» **Task details**: Count the lines containing "Krankenhaus" in the entries underneath, and state that count without anything else.

— Start of Material —

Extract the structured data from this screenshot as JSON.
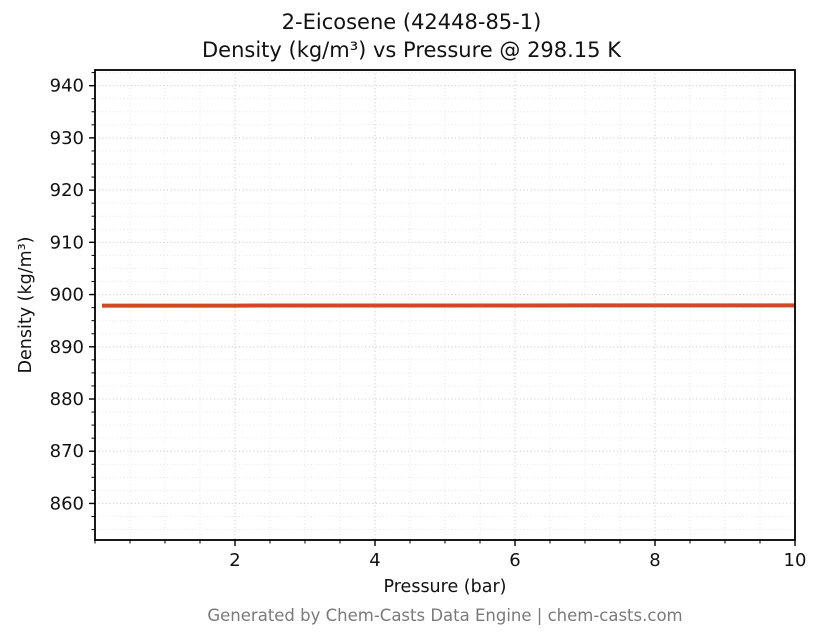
{
  "title": {
    "line1": "2-Eicosene (42448-85-1)",
    "line2": "Density (kg/m³) vs Pressure @ 298.15 K"
  },
  "footer": {
    "text": "Generated by Chem-Casts Data Engine | chem-casts.com"
  },
  "chart_data": {
    "type": "line",
    "title": "2-Eicosene (42448-85-1)",
    "subtitle": "Density (kg/m³) vs Pressure @ 298.15 K",
    "xlabel": "Pressure (bar)",
    "ylabel": "Density (kg/m³)",
    "xlim": [
      0,
      10
    ],
    "ylim": [
      853,
      943
    ],
    "x_ticks": [
      2,
      4,
      6,
      8,
      10
    ],
    "y_ticks": [
      860,
      870,
      880,
      890,
      900,
      910,
      920,
      930,
      940
    ],
    "x_minor_step": 0.5,
    "y_minor_step": 2.5,
    "grid": true,
    "grid_major_color": "#c9c9c9",
    "grid_minor_color": "#e2e2e2",
    "axis_color": "#000000",
    "series": [
      {
        "name": "Density",
        "color": "#cf4a22",
        "line_width": 4,
        "x": [
          0.1,
          1,
          2,
          3,
          4,
          5,
          6,
          7,
          8,
          9,
          10
        ],
        "y": [
          897.88,
          897.89,
          897.89,
          897.9,
          897.9,
          897.91,
          897.91,
          897.92,
          897.92,
          897.93,
          897.93
        ]
      }
    ]
  }
}
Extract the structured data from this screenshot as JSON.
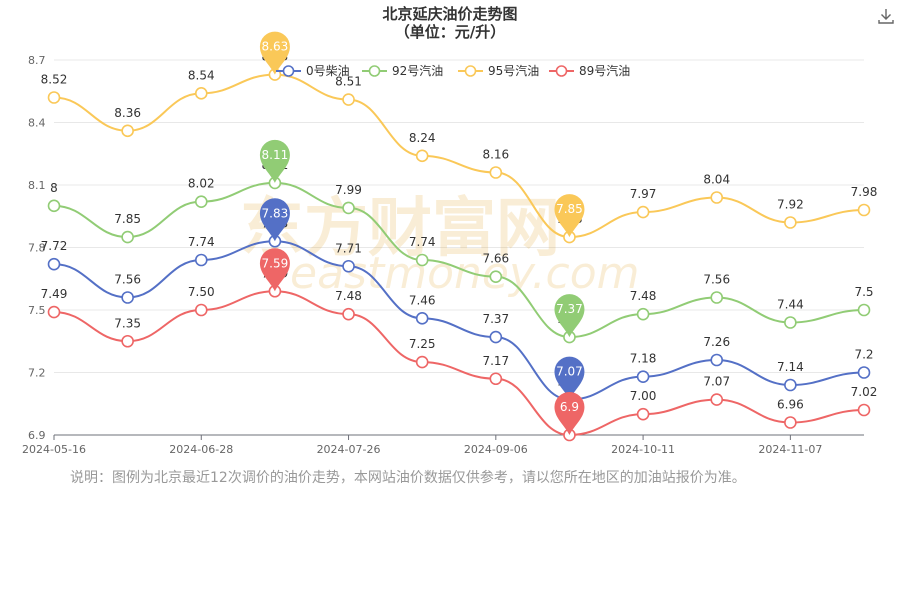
{
  "chart_data": {
    "type": "line",
    "title": "北京延庆油价走势图",
    "subtitle": "（单位：元/升）",
    "x_tick_labels": [
      "2024-05-16",
      "2024-06-28",
      "2024-07-26",
      "2024-09-06",
      "2024-10-11",
      "2024-11-07"
    ],
    "y_ticks": [
      "6.9",
      "7.2",
      "7.5",
      "7.8",
      "8.1",
      "8.4",
      "8.7"
    ],
    "ylim": [
      6.9,
      8.7
    ],
    "grid": true,
    "legend_position": "top",
    "series": [
      {
        "name": "0号柴油",
        "color": "#5470c6",
        "values": [
          7.72,
          7.56,
          7.74,
          7.83,
          7.71,
          7.46,
          7.37,
          7.07,
          7.18,
          7.26,
          7.14,
          7.2
        ],
        "labels": [
          "7.72",
          "7.56",
          "7.74",
          "7.83",
          "7.71",
          "7.46",
          "7.37",
          "7.07",
          "7.18",
          "7.26",
          "7.14",
          "7.2"
        ],
        "max_label": "7.83",
        "min_label": "7.07"
      },
      {
        "name": "92号汽油",
        "color": "#91cc75",
        "values": [
          8.0,
          7.85,
          8.02,
          8.11,
          7.99,
          7.74,
          7.66,
          7.37,
          7.48,
          7.56,
          7.44,
          7.5
        ],
        "labels": [
          "8",
          "7.85",
          "8.02",
          "8.11",
          "7.99",
          "7.74",
          "7.66",
          "7.37",
          "7.48",
          "7.56",
          "7.44",
          "7.5"
        ],
        "max_label": "8.11",
        "min_label": "7.37"
      },
      {
        "name": "95号汽油",
        "color": "#fac858",
        "values": [
          8.52,
          8.36,
          8.54,
          8.63,
          8.51,
          8.24,
          8.16,
          7.85,
          7.97,
          8.04,
          7.92,
          7.98
        ],
        "labels": [
          "8.52",
          "8.36",
          "8.54",
          "8.63",
          "8.51",
          "8.24",
          "8.16",
          "7.85",
          "7.97",
          "8.04",
          "7.92",
          "7.98"
        ],
        "max_label": "8.63",
        "min_label": "7.85"
      },
      {
        "name": "89号汽油",
        "color": "#ee6666",
        "values": [
          7.49,
          7.35,
          7.5,
          7.59,
          7.48,
          7.25,
          7.17,
          6.9,
          7.0,
          7.07,
          6.96,
          7.02
        ],
        "labels": [
          "7.49",
          "7.35",
          "7.50",
          "7.59",
          "7.48",
          "7.25",
          "7.17",
          "6.9",
          "7.00",
          "7.07",
          "6.96",
          "7.02"
        ],
        "max_label": "7.59",
        "min_label": "6.9"
      }
    ]
  },
  "watermark": {
    "cn": "东方财富网",
    "en": "eastmoney.com"
  },
  "note": "说明：图例为北京最近12次调价的油价走势，本网站油价数据仅供参考，请以您所在地区的加油站报价为准。",
  "icons": {
    "download": "download-icon"
  }
}
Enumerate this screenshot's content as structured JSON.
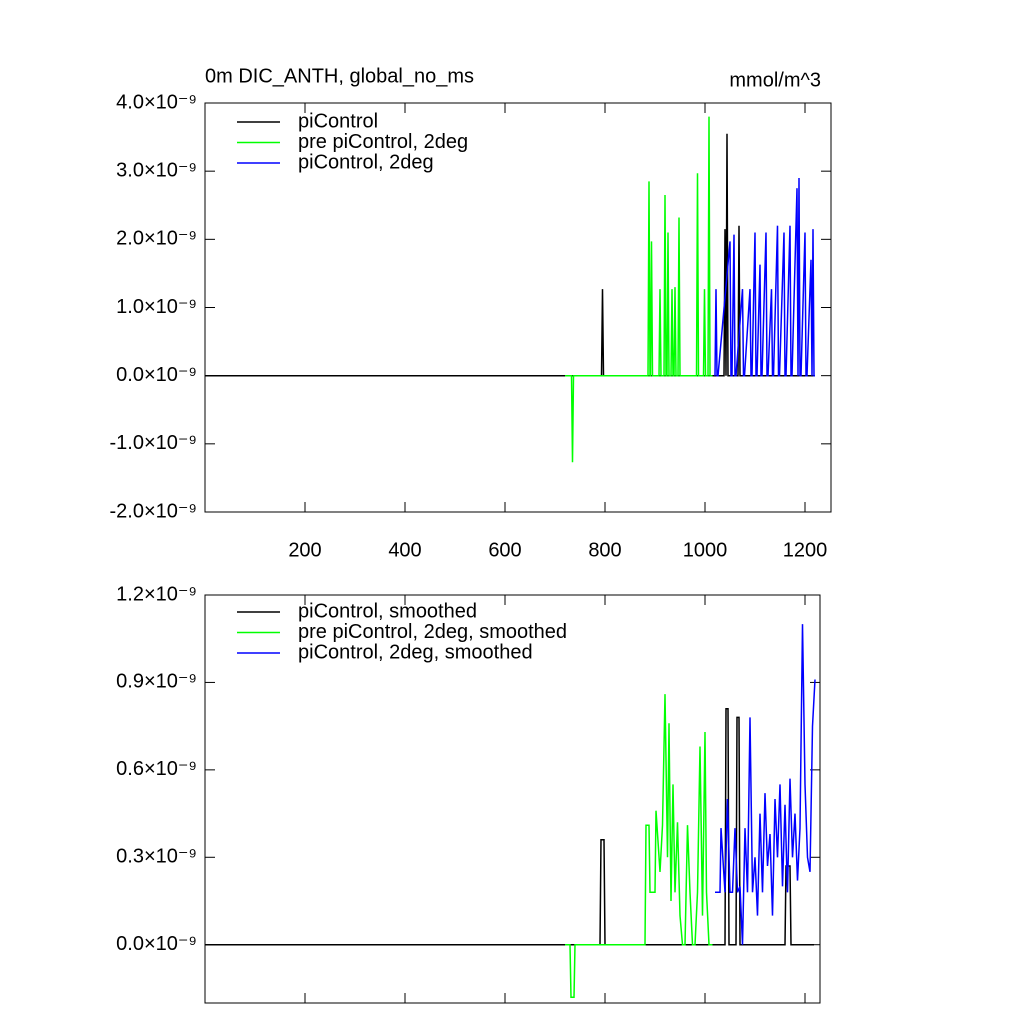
{
  "chart_data": [
    {
      "type": "line",
      "title": "0m DIC_ANTH, global_no_ms",
      "right_title": "mmol/m^3",
      "xlim": [
        0,
        1252
      ],
      "ylim": [
        -2e-09,
        4e-09
      ],
      "xtick_labels": true,
      "xticks": [
        200,
        400,
        600,
        800,
        1000,
        1200
      ],
      "yticks": [
        {
          "value": 4e-09,
          "label": "4.0×10⁻⁹"
        },
        {
          "value": 3e-09,
          "label": "3.0×10⁻⁹"
        },
        {
          "value": 2e-09,
          "label": "2.0×10⁻⁹"
        },
        {
          "value": 1e-09,
          "label": "1.0×10⁻⁹"
        },
        {
          "value": 0,
          "label": "0.0×10⁻⁹"
        },
        {
          "value": -1e-09,
          "label": "-1.0×10⁻⁹"
        },
        {
          "value": -2e-09,
          "label": "-2.0×10⁻⁹"
        }
      ],
      "series": [
        {
          "name": "piControl",
          "color": "#000000",
          "x": [
            0,
            793,
            795,
            797,
            1038,
            1040,
            1042,
            1044,
            1046,
            1066,
            1068,
            1070,
            1220
          ],
          "values": [
            0,
            0,
            1.27e-09,
            0,
            0,
            2.15e-09,
            0,
            3.55e-09,
            0,
            0,
            2.2e-09,
            0,
            0
          ]
        },
        {
          "name": "pre piControl, 2deg",
          "color": "#00ff00",
          "x": [
            720,
            733,
            735,
            737,
            886,
            888,
            890,
            891,
            893,
            895,
            908,
            910,
            912,
            918,
            920,
            922,
            924,
            926,
            928,
            932,
            934,
            936,
            938,
            940,
            942,
            946,
            948,
            950,
            983,
            985,
            987,
            997,
            999,
            1001,
            1006,
            1008,
            1010,
            1015
          ],
          "values": [
            0,
            0,
            -1.27e-09,
            0,
            0,
            2.85e-09,
            0,
            0,
            1.97e-09,
            0,
            0,
            1.27e-09,
            0,
            0,
            2.65e-09,
            0,
            0,
            2.1e-09,
            0,
            0,
            1.27e-09,
            0,
            0,
            1.3e-09,
            0,
            0,
            2.32e-09,
            0,
            0,
            2.97e-09,
            0,
            0,
            1.27e-09,
            0,
            0,
            3.8e-09,
            0,
            0
          ]
        },
        {
          "name": "piControl, 2deg",
          "color": "#0000ff",
          "x": [
            1020,
            1022,
            1024,
            1026,
            1050,
            1052,
            1054,
            1058,
            1060,
            1062,
            1075,
            1077,
            1079,
            1090,
            1092,
            1094,
            1100,
            1102,
            1104,
            1110,
            1112,
            1114,
            1122,
            1124,
            1126,
            1133,
            1135,
            1137,
            1145,
            1147,
            1149,
            1158,
            1160,
            1162,
            1170,
            1172,
            1174,
            1184,
            1186,
            1188,
            1190,
            1192,
            1200,
            1202,
            1204,
            1212,
            1214,
            1216,
            1218,
            1220
          ],
          "values": [
            0,
            1.27e-09,
            0,
            0,
            1.97e-09,
            0,
            0,
            2.07e-09,
            0,
            0,
            1.27e-09,
            0,
            0,
            1.27e-09,
            0,
            0,
            2.1e-09,
            0,
            0,
            1.63e-09,
            0,
            0,
            2.1e-09,
            0,
            0,
            1.27e-09,
            0,
            0,
            2.2e-09,
            0,
            0,
            2.1e-09,
            0,
            0,
            2.2e-09,
            0,
            0,
            2.75e-09,
            0,
            2.9e-09,
            0,
            0,
            2.1e-09,
            0,
            0,
            1.7e-09,
            0,
            2.15e-09,
            0,
            0
          ]
        }
      ]
    },
    {
      "type": "line",
      "xlim": [
        0,
        1230
      ],
      "ylim": [
        -2e-10,
        1.2e-09
      ],
      "xtick_labels": false,
      "xticks": [
        200,
        400,
        600,
        800,
        1000,
        1200
      ],
      "yticks": [
        {
          "value": 1.2e-09,
          "label": "1.2×10⁻⁹"
        },
        {
          "value": 9e-10,
          "label": "0.9×10⁻⁹"
        },
        {
          "value": 6e-10,
          "label": "0.6×10⁻⁹"
        },
        {
          "value": 3e-10,
          "label": "0.3×10⁻⁹"
        },
        {
          "value": 0,
          "label": "0.0×10⁻⁹"
        }
      ],
      "series": [
        {
          "name": "piControl, smoothed",
          "color": "#000000",
          "x": [
            0,
            790,
            792,
            798,
            800,
            1040,
            1042,
            1046,
            1048,
            1062,
            1064,
            1068,
            1070,
            1160,
            1162,
            1170,
            1172,
            1218
          ],
          "values": [
            0,
            0,
            3.6e-10,
            3.6e-10,
            0,
            0,
            8.1e-10,
            8.1e-10,
            0,
            0,
            7.8e-10,
            7.8e-10,
            0,
            0,
            2.7e-10,
            2.7e-10,
            0,
            0
          ]
        },
        {
          "name": "pre piControl, 2deg, smoothed",
          "color": "#00ff00",
          "x": [
            720,
            730,
            732,
            738,
            740,
            880,
            882,
            888,
            890,
            900,
            902,
            910,
            915,
            920,
            925,
            928,
            932,
            936,
            940,
            945,
            950,
            955,
            960,
            965,
            970,
            975,
            980,
            985,
            990,
            995,
            1000,
            1003,
            1008,
            1012,
            1015
          ],
          "values": [
            0,
            0,
            -1.8e-10,
            -1.8e-10,
            0,
            0,
            4.1e-10,
            4.1e-10,
            1.8e-10,
            1.8e-10,
            4.6e-10,
            2.5e-10,
            4.1e-10,
            8.6e-10,
            3e-10,
            7.6e-10,
            1.5e-10,
            5.5e-10,
            1.8e-10,
            4.2e-10,
            1e-10,
            0,
            0,
            4.1e-10,
            1.8e-10,
            0,
            0,
            1.8e-10,
            6.8e-10,
            1e-10,
            7.3e-10,
            1.8e-10,
            0,
            0,
            0
          ]
        },
        {
          "name": "piControl, 2deg, smoothed",
          "color": "#0000ff",
          "x": [
            1020,
            1022,
            1030,
            1032,
            1040,
            1045,
            1050,
            1055,
            1060,
            1065,
            1070,
            1075,
            1080,
            1085,
            1090,
            1095,
            1100,
            1105,
            1110,
            1115,
            1120,
            1125,
            1130,
            1135,
            1140,
            1145,
            1150,
            1155,
            1160,
            1165,
            1170,
            1175,
            1180,
            1185,
            1190,
            1195,
            1200,
            1205,
            1210,
            1215,
            1220
          ],
          "values": [
            1.8e-10,
            1.8e-10,
            1.8e-10,
            4e-10,
            1.8e-10,
            5e-10,
            1.8e-10,
            1.8e-10,
            4e-10,
            1.8e-10,
            2e-10,
            0,
            4e-10,
            1.8e-10,
            7.8e-10,
            1.8e-10,
            3e-10,
            1e-10,
            4.5e-10,
            1.8e-10,
            5.2e-10,
            2.7e-10,
            3.8e-10,
            1e-10,
            5e-10,
            3e-10,
            5.5e-10,
            2e-10,
            4.8e-10,
            1.8e-10,
            5.7e-10,
            3e-10,
            4.5e-10,
            2.2e-10,
            4e-10,
            1.1e-09,
            5.5e-10,
            3e-10,
            2.5e-10,
            7.5e-10,
            9.1e-10
          ]
        }
      ]
    }
  ]
}
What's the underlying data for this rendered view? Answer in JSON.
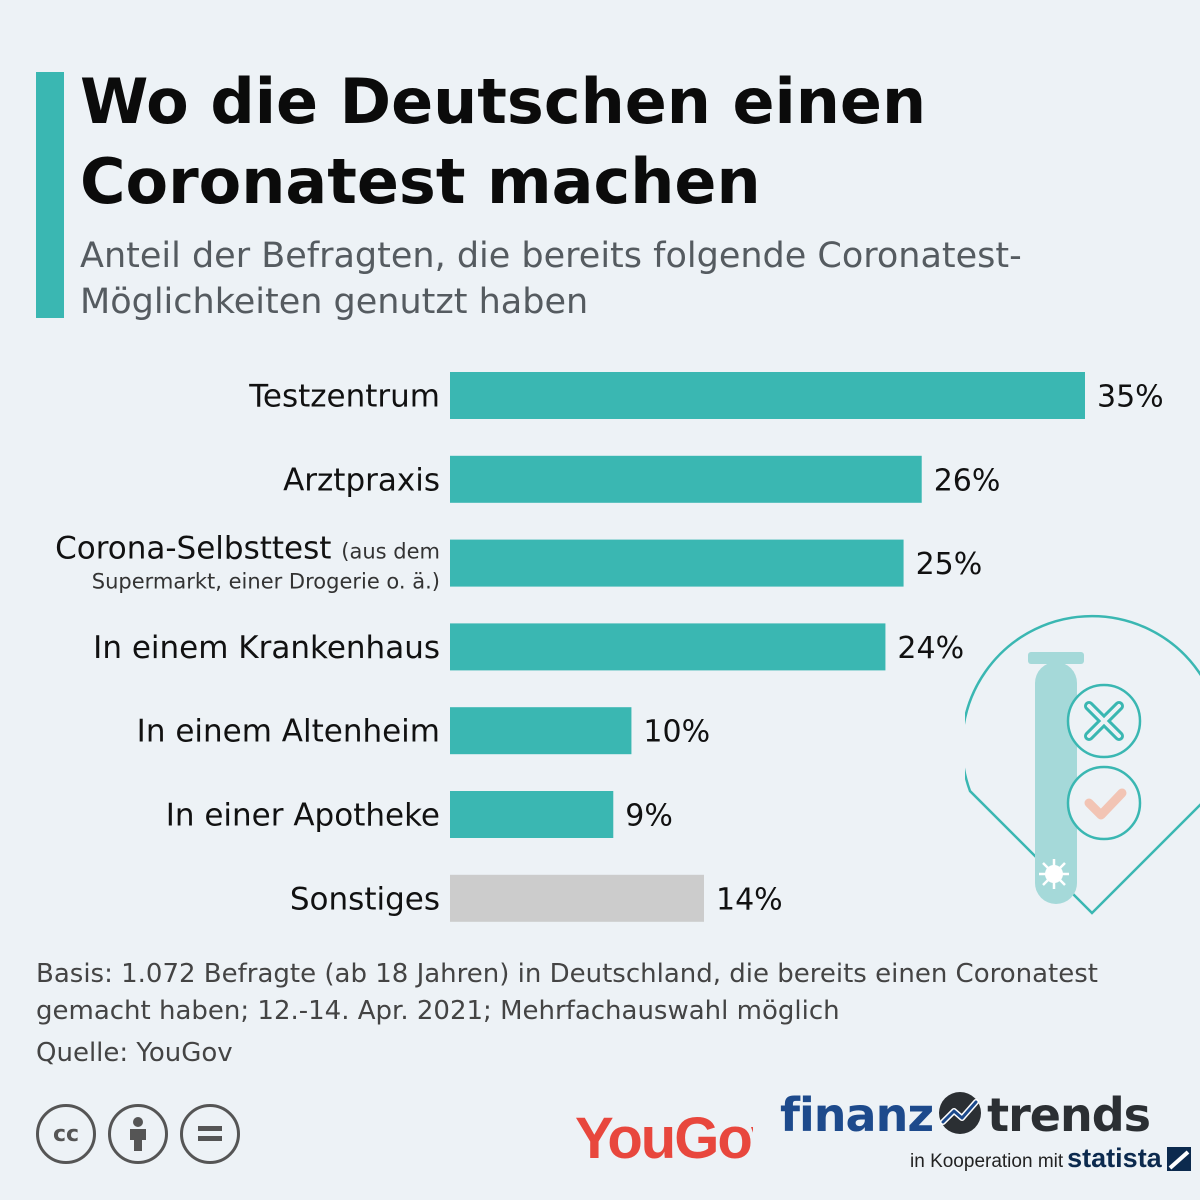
{
  "header": {
    "title": "Wo die Deutschen einen Coronatest machen",
    "subtitle": "Anteil der Befragten, die bereits folgende Coronatest-Möglichkeiten genutzt haben"
  },
  "chart_data": {
    "type": "bar",
    "orientation": "horizontal",
    "categories": [
      "Testzentrum",
      "Arztpraxis",
      "Corona-Selbsttest (aus dem Supermarkt, einer Drogerie o. ä.)",
      "In einem Krankenhaus",
      "In einem Altenheim",
      "In einer Apotheke",
      "Sonstiges"
    ],
    "category_display": [
      {
        "main": "Testzentrum"
      },
      {
        "main": "Arztpraxis"
      },
      {
        "main": "Corona-Selbsttest",
        "suffix": "(aus dem",
        "line2": "Supermarkt, einer Drogerie o. ä.)"
      },
      {
        "main": "In einem Krankenhaus"
      },
      {
        "main": "In einem Altenheim"
      },
      {
        "main": "In einer Apotheke"
      },
      {
        "main": "Sonstiges"
      }
    ],
    "values": [
      35,
      26,
      25,
      24,
      10,
      9,
      14
    ],
    "value_labels": [
      "35%",
      "26%",
      "25%",
      "24%",
      "10%",
      "9%",
      "14%"
    ],
    "unit": "%",
    "xlim": [
      0,
      35
    ],
    "bar_colors": [
      "#3ab7b2",
      "#3ab7b2",
      "#3ab7b2",
      "#3ab7b2",
      "#3ab7b2",
      "#3ab7b2",
      "#cccccc"
    ],
    "grid": false,
    "legend": "none"
  },
  "footnote": {
    "basis": "Basis: 1.072 Befragte (ab 18 Jahren) in Deutschland, die bereits einen Coronatest gemacht haben; 12.-14. Apr. 2021; Mehrfachauswahl möglich",
    "source": "Quelle: YouGov"
  },
  "branding": {
    "cc_icons": [
      "cc-icon",
      "attribution-icon",
      "no-derivatives-icon"
    ],
    "cc_text": "cc",
    "yougov": "YouGov",
    "finanz": "finanz",
    "trends": "trends",
    "kooperation": "in Kooperation mit",
    "statista": "statista"
  },
  "colors": {
    "accent": "#3ab7b2",
    "other_bar": "#cccccc",
    "background": "#edf2f6",
    "yougov_red": "#e8473d",
    "finanz_blue": "#1d4a8c"
  }
}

— End of Material —

» **Output for this exercise**: 2